## Problem statement
In the part of the records that opens with the line containing "zoom-in-button[interactable]: + —" and closes with the line containing "superscript-button[interactable]: x² —", switch "numbering-button" to "list-button". Return only those lines, with everything else left unchanged.
# # # #
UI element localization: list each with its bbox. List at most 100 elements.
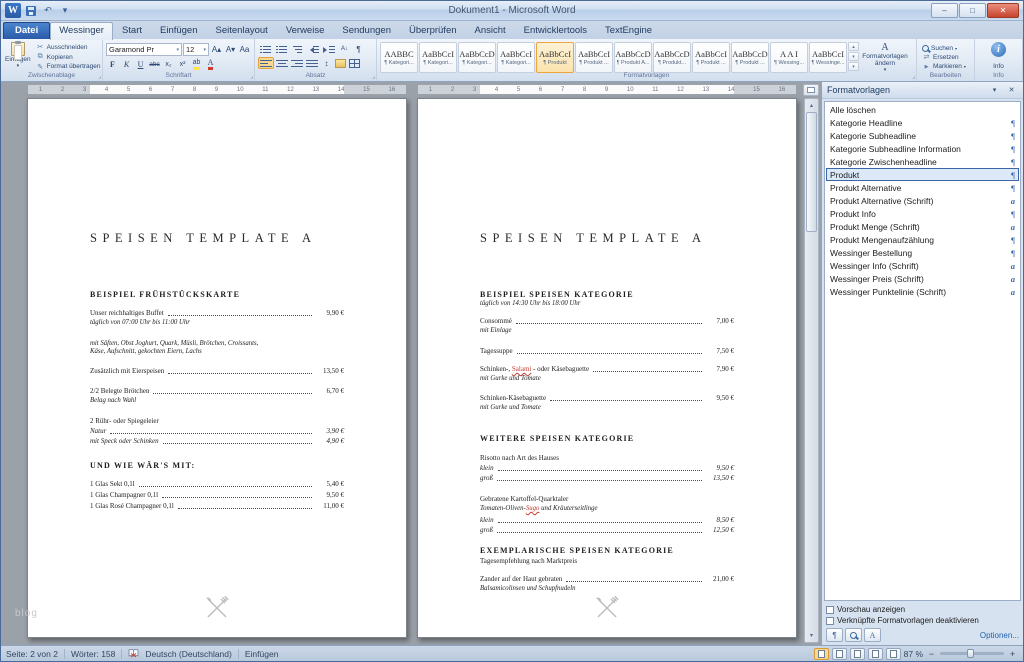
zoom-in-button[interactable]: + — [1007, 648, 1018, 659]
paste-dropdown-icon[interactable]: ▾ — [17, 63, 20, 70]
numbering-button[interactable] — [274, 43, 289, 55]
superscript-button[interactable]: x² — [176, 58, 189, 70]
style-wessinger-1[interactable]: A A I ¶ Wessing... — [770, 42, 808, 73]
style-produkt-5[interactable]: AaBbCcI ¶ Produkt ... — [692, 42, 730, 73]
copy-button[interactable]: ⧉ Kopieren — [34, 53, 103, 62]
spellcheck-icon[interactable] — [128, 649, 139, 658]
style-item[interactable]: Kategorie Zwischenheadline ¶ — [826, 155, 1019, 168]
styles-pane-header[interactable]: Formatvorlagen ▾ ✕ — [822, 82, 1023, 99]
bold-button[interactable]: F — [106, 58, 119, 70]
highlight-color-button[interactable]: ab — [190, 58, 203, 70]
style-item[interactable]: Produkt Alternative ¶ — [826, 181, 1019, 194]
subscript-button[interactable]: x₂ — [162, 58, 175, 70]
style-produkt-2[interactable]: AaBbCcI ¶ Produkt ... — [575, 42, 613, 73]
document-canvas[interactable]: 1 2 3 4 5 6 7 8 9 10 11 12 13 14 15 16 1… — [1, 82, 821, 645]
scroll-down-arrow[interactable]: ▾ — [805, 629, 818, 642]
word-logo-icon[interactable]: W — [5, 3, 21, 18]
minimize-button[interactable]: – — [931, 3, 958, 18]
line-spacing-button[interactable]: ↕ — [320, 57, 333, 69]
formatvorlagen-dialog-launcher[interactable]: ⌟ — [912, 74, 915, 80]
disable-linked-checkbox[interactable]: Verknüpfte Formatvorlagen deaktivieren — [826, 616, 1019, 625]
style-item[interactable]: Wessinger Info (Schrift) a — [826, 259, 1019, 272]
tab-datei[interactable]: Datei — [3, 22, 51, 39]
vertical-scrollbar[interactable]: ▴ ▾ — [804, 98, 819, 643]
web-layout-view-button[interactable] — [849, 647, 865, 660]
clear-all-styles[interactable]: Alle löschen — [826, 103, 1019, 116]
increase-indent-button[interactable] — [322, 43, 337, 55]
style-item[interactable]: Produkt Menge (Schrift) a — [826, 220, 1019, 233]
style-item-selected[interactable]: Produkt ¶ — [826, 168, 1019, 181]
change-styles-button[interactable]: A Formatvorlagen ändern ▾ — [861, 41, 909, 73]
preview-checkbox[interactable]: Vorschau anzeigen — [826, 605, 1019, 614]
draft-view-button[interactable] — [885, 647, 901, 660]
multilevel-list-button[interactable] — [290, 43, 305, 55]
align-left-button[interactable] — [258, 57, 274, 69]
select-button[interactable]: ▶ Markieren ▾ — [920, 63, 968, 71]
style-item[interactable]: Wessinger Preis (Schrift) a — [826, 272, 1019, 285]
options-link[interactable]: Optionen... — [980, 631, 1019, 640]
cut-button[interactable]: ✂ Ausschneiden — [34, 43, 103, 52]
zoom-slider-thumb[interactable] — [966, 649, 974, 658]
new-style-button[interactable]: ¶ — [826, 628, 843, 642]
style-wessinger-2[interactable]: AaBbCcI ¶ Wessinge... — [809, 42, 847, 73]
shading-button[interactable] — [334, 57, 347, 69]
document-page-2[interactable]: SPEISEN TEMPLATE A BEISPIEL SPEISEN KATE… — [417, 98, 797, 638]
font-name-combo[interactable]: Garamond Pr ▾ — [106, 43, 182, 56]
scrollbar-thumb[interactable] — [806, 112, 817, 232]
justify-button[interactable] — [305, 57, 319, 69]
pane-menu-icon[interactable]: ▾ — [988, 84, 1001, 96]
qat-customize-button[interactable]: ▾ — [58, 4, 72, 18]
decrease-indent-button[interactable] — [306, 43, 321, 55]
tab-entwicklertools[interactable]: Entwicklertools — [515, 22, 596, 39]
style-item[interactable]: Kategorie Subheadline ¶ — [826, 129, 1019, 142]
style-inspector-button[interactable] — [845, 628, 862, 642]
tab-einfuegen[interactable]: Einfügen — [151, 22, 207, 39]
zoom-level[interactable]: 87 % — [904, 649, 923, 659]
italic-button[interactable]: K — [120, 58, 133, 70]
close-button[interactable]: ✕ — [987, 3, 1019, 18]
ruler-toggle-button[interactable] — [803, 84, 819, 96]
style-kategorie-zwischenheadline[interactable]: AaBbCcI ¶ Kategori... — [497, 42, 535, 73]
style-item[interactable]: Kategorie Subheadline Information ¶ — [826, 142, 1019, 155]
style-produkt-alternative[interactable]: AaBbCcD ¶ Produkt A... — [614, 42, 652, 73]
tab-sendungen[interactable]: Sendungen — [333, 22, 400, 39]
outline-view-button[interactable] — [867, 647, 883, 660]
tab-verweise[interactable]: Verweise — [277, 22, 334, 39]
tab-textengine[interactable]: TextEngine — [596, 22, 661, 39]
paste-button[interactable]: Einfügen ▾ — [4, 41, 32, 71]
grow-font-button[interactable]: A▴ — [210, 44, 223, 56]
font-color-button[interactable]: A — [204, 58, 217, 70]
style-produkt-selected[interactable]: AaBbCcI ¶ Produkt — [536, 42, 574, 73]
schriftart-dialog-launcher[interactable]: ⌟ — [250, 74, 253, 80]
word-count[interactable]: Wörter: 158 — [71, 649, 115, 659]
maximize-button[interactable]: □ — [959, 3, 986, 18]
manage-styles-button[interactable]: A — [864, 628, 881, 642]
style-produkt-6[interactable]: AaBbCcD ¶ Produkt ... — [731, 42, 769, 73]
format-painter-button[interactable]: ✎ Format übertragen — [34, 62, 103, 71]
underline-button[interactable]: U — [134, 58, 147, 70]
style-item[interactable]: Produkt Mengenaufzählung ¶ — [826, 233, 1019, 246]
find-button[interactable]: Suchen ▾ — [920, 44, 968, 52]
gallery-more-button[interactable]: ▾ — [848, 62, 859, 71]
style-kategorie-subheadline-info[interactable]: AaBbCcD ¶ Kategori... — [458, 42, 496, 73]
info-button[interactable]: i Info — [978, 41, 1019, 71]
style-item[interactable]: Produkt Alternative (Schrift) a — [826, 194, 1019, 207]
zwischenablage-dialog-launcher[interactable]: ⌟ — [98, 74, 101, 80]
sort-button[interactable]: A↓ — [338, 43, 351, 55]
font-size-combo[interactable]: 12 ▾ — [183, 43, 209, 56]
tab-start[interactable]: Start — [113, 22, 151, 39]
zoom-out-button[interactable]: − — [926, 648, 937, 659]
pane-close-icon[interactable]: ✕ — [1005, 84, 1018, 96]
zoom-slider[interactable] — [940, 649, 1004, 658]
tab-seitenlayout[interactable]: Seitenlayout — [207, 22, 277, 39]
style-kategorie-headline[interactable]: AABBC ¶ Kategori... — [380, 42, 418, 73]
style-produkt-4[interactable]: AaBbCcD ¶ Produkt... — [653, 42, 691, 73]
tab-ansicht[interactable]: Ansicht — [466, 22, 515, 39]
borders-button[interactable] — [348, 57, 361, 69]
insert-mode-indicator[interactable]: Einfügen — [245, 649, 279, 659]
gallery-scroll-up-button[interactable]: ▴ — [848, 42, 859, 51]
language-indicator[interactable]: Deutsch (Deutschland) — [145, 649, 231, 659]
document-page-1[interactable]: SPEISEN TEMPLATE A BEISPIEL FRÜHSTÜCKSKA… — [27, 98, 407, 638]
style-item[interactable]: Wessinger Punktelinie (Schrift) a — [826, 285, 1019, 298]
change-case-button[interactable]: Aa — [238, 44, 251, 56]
# # # #
## Worked answer
zoom-in-button[interactable]: + — [1007, 648, 1018, 659]
paste-dropdown-icon[interactable]: ▾ — [17, 63, 20, 70]
list-button[interactable] — [274, 43, 289, 55]
superscript-button[interactable]: x² — [176, 58, 189, 70]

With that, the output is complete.